Copy out the entries below precisely; nothing is to be omitted.

Stored entries
[Start of section]

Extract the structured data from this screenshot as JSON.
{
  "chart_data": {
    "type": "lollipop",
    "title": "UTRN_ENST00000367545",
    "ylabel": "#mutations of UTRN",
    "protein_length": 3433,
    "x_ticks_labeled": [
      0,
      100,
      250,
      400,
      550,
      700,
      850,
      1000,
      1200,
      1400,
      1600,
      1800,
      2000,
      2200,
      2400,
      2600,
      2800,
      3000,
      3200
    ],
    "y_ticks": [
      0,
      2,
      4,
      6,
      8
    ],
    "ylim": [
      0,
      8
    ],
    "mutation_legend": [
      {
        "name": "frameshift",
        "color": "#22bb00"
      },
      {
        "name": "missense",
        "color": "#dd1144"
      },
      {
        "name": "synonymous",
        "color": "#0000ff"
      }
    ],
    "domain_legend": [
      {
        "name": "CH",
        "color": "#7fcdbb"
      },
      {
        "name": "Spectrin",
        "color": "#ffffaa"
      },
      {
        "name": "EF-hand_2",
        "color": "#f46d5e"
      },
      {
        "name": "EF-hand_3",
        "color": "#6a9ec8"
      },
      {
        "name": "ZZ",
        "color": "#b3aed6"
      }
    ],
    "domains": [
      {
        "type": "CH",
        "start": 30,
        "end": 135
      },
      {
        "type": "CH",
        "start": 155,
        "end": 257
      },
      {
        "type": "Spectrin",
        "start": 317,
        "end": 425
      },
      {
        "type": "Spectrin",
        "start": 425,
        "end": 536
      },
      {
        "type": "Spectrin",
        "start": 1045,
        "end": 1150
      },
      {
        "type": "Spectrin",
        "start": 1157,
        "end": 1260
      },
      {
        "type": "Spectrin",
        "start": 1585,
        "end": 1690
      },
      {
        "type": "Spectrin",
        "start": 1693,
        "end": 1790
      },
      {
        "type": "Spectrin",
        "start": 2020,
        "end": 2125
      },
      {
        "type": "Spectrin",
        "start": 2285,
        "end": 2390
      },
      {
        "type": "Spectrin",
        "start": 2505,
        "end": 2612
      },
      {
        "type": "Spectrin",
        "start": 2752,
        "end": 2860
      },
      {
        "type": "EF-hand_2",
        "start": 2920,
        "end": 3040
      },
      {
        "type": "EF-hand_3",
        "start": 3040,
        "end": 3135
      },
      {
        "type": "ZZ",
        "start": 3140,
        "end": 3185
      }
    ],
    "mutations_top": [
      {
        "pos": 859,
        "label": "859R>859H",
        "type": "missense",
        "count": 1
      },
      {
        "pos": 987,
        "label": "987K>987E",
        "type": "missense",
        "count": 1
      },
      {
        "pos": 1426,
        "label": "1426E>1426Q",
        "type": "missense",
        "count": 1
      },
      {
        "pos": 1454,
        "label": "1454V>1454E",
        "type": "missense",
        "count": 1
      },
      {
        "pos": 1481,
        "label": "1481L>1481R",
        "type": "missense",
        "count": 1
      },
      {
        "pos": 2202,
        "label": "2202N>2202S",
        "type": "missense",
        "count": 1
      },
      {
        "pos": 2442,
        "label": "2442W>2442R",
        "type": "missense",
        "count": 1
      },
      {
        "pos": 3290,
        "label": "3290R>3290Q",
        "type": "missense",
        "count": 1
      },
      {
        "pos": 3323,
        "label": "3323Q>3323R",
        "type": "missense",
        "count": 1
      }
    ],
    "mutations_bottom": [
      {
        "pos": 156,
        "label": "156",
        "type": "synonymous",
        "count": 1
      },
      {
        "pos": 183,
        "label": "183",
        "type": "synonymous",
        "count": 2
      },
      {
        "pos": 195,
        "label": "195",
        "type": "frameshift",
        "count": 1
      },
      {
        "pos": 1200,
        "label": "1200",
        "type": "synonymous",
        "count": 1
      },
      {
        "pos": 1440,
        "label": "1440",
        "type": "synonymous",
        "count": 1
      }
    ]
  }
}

[End of section]

▶ **Finished exercise**:
Extract the structured data from this screenshot as JSON.
{
  "chart_data": {
    "type": "lollipop",
    "title": "UTRN_ENST00000367545",
    "ylabel": "#mutations of UTRN",
    "protein_length": 3433,
    "x_ticks_labeled": [
      0,
      100,
      250,
      400,
      550,
      700,
      850,
      1000,
      1200,
      1400,
      1600,
      1800,
      2000,
      2200,
      2400,
      2600,
      2800,
      3000,
      3200
    ],
    "y_ticks": [
      0,
      2,
      4,
      6,
      8
    ],
    "ylim": [
      0,
      8
    ],
    "mutation_legend": [
      {
        "name": "frameshift",
        "color": "#22bb00"
      },
      {
        "name": "missense",
        "color": "#dd1144"
      },
      {
        "name": "synonymous",
        "color": "#0000ff"
      }
    ],
    "domain_legend": [
      {
        "name": "CH",
        "color": "#7fcdbb"
      },
      {
        "name": "Spectrin",
        "color": "#ffffaa"
      },
      {
        "name": "EF-hand_2",
        "color": "#f46d5e"
      },
      {
        "name": "EF-hand_3",
        "color": "#6a9ec8"
      },
      {
        "name": "ZZ",
        "color": "#b3aed6"
      }
    ],
    "domains": [
      {
        "type": "CH",
        "start": 30,
        "end": 135
      },
      {
        "type": "CH",
        "start": 155,
        "end": 257
      },
      {
        "type": "Spectrin",
        "start": 317,
        "end": 425
      },
      {
        "type": "Spectrin",
        "start": 425,
        "end": 536
      },
      {
        "type": "Spectrin",
        "start": 1045,
        "end": 1150
      },
      {
        "type": "Spectrin",
        "start": 1157,
        "end": 1260
      },
      {
        "type": "Spectrin",
        "start": 1585,
        "end": 1690
      },
      {
        "type": "Spectrin",
        "start": 1693,
        "end": 1790
      },
      {
        "type": "Spectrin",
        "start": 2020,
        "end": 2125
      },
      {
        "type": "Spectrin",
        "start": 2285,
        "end": 2390
      },
      {
        "type": "Spectrin",
        "start": 2505,
        "end": 2612
      },
      {
        "type": "Spectrin",
        "start": 2752,
        "end": 2860
      },
      {
        "type": "EF-hand_2",
        "start": 2920,
        "end": 3040
      },
      {
        "type": "EF-hand_3",
        "start": 3040,
        "end": 3135
      },
      {
        "type": "ZZ",
        "start": 3140,
        "end": 3185
      }
    ],
    "mutations_top": [
      {
        "pos": 859,
        "label": "859R>859H",
        "type": "missense",
        "count": 1
      },
      {
        "pos": 987,
        "label": "987K>987E",
        "type": "missense",
        "count": 1
      },
      {
        "pos": 1426,
        "label": "1426E>1426Q",
        "type": "missense",
        "count": 1
      },
      {
        "pos": 1454,
        "label": "1454V>1454E",
        "type": "missense",
        "count": 1
      },
      {
        "pos": 1481,
        "label": "1481L>1481R",
        "type": "missense",
        "count": 1
      },
      {
        "pos": 2202,
        "label": "2202N>2202S",
        "type": "missense",
        "count": 1
      },
      {
        "pos": 2442,
        "label": "2442W>2442R",
        "type": "missense",
        "count": 1
      },
      {
        "pos": 3290,
        "label": "3290R>3290Q",
        "type": "missense",
        "count": 1
      },
      {
        "pos": 3323,
        "label": "3323Q>3323R",
        "type": "missense",
        "count": 1
      }
    ],
    "mutations_bottom": [
      {
        "pos": 156,
        "label": "156",
        "type": "synonymous",
        "count": 1
      },
      {
        "pos": 183,
        "label": "183",
        "type": "synonymous",
        "count": 2
      },
      {
        "pos": 195,
        "label": "195",
        "type": "frameshift",
        "count": 1
      },
      {
        "pos": 1200,
        "label": "1200",
        "type": "synonymous",
        "count": 1
      },
      {
        "pos": 1440,
        "label": "1440",
        "type": "synonymous",
        "count": 1
      }
    ]
  }
}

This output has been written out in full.